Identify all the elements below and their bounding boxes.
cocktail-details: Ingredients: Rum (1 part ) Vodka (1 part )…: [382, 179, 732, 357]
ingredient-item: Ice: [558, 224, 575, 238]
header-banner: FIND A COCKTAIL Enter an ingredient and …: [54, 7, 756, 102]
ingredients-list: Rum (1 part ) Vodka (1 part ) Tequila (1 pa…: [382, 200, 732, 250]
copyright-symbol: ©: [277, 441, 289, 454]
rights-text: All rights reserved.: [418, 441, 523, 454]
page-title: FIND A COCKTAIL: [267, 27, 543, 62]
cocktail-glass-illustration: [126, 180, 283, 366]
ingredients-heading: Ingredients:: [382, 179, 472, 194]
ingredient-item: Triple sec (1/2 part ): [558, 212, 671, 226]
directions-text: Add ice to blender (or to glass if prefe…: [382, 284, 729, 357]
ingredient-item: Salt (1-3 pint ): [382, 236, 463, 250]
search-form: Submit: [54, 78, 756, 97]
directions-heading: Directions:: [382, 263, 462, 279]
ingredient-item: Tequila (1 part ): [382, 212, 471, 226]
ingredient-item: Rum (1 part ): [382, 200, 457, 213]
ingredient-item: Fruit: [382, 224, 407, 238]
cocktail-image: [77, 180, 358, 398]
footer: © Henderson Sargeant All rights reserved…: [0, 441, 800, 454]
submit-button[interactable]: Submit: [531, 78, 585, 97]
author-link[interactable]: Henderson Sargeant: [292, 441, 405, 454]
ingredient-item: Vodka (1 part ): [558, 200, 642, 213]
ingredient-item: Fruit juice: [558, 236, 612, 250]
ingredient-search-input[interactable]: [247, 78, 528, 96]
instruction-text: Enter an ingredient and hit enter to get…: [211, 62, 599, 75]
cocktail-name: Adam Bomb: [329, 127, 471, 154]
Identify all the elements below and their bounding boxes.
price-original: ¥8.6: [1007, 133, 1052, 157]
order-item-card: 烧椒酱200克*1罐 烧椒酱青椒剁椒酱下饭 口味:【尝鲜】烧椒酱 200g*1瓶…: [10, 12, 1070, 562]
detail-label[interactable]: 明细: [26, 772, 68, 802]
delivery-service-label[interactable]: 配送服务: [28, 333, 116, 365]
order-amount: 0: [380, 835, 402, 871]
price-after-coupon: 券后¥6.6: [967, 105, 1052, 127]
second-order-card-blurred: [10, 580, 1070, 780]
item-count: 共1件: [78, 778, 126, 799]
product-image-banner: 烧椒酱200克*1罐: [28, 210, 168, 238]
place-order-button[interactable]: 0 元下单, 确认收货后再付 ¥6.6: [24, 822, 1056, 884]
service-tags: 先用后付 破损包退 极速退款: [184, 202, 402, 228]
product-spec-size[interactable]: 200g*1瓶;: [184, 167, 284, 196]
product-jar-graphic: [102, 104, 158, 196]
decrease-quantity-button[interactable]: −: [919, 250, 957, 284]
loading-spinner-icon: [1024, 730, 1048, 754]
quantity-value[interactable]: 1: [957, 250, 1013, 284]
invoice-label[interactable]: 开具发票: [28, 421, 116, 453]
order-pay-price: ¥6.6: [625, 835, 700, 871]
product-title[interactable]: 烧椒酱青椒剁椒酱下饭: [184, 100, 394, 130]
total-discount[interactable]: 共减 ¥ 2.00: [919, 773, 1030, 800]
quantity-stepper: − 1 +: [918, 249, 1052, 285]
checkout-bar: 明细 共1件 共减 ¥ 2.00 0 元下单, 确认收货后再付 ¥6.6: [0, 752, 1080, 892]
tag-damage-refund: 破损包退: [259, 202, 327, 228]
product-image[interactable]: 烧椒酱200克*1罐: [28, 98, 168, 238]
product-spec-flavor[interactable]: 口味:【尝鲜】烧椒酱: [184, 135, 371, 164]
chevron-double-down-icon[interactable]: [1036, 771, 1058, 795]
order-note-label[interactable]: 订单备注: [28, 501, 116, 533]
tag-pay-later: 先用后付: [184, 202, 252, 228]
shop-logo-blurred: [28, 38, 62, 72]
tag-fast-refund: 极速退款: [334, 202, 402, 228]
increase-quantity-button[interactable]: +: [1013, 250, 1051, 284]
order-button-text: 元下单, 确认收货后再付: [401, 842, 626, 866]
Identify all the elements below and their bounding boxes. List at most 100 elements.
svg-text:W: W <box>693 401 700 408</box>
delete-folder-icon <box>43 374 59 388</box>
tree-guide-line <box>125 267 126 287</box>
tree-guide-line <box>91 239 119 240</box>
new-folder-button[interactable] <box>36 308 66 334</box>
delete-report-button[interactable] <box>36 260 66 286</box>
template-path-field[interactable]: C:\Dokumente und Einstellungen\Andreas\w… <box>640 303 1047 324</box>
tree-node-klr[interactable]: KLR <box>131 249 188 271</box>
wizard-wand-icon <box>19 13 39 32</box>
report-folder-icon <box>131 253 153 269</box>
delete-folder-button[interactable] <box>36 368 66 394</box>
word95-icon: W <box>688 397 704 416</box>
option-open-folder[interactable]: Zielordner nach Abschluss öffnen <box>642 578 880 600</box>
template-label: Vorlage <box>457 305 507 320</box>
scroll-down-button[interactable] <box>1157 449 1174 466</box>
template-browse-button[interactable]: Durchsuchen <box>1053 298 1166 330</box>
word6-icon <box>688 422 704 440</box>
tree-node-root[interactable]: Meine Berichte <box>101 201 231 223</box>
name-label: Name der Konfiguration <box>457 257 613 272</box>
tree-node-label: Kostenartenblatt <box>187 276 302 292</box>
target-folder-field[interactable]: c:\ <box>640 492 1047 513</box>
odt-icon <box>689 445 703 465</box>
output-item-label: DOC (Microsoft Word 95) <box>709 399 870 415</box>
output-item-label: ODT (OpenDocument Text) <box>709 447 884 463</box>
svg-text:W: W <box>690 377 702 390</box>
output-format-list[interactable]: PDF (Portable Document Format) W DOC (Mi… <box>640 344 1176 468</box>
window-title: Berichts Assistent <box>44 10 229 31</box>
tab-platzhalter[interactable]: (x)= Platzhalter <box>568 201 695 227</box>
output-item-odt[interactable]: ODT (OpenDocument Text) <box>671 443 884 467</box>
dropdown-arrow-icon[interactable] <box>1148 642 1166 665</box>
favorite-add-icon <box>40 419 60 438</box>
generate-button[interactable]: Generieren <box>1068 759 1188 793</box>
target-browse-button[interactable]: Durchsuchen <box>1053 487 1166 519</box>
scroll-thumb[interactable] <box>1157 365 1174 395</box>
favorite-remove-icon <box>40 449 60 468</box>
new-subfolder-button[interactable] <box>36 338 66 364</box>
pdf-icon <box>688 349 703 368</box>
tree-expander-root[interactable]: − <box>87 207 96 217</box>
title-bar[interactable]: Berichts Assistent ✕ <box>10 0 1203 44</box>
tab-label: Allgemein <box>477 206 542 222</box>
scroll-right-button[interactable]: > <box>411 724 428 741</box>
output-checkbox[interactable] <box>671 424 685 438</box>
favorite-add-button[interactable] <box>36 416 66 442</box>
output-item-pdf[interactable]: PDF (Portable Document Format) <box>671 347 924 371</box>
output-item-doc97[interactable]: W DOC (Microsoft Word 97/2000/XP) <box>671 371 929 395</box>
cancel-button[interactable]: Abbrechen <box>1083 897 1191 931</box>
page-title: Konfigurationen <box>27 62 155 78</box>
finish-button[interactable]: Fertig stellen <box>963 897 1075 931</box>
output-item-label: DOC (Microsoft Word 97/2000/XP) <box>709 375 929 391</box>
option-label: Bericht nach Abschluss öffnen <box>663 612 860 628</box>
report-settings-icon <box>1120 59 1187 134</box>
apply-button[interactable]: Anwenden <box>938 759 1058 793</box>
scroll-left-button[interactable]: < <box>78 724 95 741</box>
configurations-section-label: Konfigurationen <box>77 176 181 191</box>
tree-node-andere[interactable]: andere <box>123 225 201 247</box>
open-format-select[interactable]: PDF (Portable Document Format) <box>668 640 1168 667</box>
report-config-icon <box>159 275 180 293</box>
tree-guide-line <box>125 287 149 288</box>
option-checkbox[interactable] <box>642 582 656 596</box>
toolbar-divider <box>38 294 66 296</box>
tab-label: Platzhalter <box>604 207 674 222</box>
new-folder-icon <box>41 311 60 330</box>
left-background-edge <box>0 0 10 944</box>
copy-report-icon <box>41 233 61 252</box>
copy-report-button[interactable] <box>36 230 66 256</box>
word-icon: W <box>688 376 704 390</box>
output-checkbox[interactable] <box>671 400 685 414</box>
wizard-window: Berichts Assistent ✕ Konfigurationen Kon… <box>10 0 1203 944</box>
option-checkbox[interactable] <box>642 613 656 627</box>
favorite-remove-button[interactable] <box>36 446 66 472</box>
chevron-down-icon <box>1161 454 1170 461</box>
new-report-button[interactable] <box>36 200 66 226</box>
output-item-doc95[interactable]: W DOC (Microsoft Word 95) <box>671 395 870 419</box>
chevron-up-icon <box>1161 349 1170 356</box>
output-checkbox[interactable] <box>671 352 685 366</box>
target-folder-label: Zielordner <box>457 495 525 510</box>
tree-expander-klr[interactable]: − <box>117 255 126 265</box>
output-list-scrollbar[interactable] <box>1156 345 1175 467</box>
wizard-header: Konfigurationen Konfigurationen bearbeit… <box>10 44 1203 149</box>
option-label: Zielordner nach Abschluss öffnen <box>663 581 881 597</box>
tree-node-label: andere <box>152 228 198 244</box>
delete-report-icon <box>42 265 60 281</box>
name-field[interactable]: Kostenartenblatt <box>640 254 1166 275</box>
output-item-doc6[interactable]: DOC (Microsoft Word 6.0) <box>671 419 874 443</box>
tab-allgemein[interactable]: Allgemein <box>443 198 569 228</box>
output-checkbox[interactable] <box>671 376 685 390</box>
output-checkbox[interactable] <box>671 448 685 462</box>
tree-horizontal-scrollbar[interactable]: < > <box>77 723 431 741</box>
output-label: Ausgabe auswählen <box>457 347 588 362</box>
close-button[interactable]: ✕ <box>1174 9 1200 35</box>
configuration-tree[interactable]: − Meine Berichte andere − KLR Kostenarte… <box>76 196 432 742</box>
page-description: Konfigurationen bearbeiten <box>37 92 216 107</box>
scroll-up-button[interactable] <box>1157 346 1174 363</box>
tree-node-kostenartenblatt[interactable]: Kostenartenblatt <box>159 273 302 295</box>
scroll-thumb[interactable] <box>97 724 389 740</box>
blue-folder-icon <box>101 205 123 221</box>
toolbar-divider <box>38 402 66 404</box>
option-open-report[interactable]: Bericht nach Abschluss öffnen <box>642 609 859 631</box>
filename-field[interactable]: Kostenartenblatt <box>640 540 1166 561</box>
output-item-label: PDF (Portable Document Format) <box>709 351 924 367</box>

━━━━━━━━━━━━━━━━━━━━━━━━━━━━━━

Reproduce the data unchanged, from its very first line down to and including the line that contains "441, 405, 454]".

Identify all the elements below and their bounding boxes.
cocktail-details: Ingredients: Rum (1 part ) Vodka (1 part )…: [382, 179, 732, 357]
ingredient-item: Ice: [558, 224, 575, 238]
header-banner: FIND A COCKTAIL Enter an ingredient and …: [54, 7, 756, 102]
ingredients-list: Rum (1 part ) Vodka (1 part ) Tequila (1 pa…: [382, 200, 732, 250]
copyright-symbol: ©: [277, 441, 289, 454]
rights-text: All rights reserved.: [418, 441, 523, 454]
page-title: FIND A COCKTAIL: [267, 27, 543, 62]
cocktail-glass-illustration: [126, 180, 283, 366]
ingredients-heading: Ingredients:: [382, 179, 472, 194]
ingredient-item: Triple sec (1/2 part ): [558, 212, 671, 226]
directions-text: Add ice to blender (or to glass if prefe…: [382, 284, 729, 357]
ingredient-item: Salt (1-3 pint ): [382, 236, 463, 250]
search-form: Submit: [54, 78, 756, 97]
directions-heading: Directions:: [382, 263, 462, 279]
ingredient-item: Tequila (1 part ): [382, 212, 471, 226]
ingredient-item: Rum (1 part ): [382, 200, 457, 213]
ingredient-item: Fruit: [382, 224, 407, 238]
cocktail-image: [77, 180, 358, 398]
footer: © Henderson Sargeant All rights reserved…: [0, 441, 800, 454]
submit-button[interactable]: Submit: [531, 78, 585, 97]
author-link[interactable]: Henderson Sargeant: [292, 441, 405, 454]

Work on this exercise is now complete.